[start of RECORDS FOR THIS TASK]
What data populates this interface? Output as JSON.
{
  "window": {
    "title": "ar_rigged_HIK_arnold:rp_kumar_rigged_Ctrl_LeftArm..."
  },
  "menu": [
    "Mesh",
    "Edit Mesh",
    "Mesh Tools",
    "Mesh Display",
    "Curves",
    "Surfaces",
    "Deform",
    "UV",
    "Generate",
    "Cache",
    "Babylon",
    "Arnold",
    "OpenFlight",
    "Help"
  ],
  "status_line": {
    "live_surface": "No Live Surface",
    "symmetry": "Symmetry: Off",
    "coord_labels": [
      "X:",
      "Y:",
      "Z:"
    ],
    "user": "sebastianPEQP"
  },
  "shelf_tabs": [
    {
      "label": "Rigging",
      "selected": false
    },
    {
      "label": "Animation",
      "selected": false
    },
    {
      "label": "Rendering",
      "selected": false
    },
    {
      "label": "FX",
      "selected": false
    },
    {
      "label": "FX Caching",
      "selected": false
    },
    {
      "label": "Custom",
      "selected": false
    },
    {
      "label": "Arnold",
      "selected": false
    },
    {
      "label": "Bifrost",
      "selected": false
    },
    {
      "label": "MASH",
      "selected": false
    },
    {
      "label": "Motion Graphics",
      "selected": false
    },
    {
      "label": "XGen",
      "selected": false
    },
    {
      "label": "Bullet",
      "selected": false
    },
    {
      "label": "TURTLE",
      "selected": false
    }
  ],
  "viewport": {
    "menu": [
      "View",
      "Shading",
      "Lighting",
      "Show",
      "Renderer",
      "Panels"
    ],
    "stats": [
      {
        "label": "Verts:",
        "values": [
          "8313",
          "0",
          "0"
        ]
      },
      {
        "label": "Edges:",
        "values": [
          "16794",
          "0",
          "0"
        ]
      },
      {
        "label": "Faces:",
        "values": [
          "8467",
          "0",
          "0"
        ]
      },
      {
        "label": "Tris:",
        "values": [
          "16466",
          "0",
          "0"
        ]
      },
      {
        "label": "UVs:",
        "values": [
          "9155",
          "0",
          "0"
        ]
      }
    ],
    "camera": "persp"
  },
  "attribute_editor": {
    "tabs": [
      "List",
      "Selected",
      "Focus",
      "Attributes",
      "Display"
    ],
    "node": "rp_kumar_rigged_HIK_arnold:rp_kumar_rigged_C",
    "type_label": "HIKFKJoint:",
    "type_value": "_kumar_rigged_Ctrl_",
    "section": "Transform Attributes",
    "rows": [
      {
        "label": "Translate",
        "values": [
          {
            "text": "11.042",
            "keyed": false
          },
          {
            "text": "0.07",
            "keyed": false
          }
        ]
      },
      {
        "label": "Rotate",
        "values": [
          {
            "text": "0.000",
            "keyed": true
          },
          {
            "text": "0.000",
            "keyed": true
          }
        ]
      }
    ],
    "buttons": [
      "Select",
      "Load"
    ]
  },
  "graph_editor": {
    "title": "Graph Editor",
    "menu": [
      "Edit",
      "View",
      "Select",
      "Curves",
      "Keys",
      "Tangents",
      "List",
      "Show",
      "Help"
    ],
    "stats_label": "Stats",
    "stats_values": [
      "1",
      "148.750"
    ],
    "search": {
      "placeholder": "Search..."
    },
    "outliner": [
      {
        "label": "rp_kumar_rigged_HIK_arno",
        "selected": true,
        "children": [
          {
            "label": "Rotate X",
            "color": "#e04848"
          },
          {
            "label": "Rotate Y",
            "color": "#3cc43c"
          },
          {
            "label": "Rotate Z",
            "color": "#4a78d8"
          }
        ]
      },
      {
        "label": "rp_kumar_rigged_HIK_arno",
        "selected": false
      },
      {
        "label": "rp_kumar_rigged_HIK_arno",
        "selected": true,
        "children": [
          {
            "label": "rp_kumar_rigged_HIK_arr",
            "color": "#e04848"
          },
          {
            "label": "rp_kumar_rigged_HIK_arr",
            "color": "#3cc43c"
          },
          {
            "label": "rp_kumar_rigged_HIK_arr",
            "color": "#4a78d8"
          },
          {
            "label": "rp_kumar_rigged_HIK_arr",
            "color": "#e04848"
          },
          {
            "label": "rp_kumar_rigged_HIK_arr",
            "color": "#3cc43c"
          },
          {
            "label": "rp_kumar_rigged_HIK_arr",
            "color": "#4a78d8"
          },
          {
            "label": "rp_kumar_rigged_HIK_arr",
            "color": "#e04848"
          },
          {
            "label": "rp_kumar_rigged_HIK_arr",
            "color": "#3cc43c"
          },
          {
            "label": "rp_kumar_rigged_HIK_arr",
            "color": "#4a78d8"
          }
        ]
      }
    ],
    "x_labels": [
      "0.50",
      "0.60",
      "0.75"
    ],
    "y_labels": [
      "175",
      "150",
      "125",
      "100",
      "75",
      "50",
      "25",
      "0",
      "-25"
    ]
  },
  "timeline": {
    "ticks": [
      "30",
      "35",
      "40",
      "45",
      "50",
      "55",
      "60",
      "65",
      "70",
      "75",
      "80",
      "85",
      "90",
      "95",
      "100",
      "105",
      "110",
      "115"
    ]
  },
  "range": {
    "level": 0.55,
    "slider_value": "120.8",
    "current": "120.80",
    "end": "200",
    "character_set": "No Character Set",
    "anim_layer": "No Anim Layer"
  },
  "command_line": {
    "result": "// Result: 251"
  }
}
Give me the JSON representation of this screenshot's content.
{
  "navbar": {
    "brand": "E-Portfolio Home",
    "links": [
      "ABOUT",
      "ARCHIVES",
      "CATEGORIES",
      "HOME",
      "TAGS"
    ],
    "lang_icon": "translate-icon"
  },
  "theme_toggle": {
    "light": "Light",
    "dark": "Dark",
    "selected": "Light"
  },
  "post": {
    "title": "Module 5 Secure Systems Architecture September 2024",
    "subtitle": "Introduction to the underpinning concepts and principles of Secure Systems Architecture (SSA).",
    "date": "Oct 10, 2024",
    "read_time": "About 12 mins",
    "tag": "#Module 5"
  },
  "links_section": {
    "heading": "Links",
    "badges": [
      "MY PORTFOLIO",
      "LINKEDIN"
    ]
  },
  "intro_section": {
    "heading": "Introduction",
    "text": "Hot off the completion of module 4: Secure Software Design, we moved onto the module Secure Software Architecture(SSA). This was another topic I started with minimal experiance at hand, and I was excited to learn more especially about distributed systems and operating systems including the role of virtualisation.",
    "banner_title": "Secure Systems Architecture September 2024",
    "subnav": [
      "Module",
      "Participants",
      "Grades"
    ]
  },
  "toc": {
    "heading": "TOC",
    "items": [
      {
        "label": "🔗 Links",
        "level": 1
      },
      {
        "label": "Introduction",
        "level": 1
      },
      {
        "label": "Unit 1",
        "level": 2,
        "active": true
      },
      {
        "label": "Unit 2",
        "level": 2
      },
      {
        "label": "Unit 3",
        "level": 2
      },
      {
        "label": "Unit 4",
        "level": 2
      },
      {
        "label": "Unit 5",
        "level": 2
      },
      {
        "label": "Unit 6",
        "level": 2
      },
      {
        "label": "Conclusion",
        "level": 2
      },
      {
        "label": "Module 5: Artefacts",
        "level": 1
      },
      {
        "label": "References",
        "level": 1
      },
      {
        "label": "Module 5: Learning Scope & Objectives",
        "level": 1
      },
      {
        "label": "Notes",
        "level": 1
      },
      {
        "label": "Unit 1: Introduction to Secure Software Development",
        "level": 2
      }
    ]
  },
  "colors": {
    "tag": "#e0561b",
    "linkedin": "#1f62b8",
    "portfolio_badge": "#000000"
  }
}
[end of RECORDS FOR THIS TASK]
TASK GOAL: Identify each line containing the string "heading" and copy it out.

RESPONSE TO THE EXERCISE:
    "heading": "Links",
    "heading": "Introduction",
    "heading": "TOC",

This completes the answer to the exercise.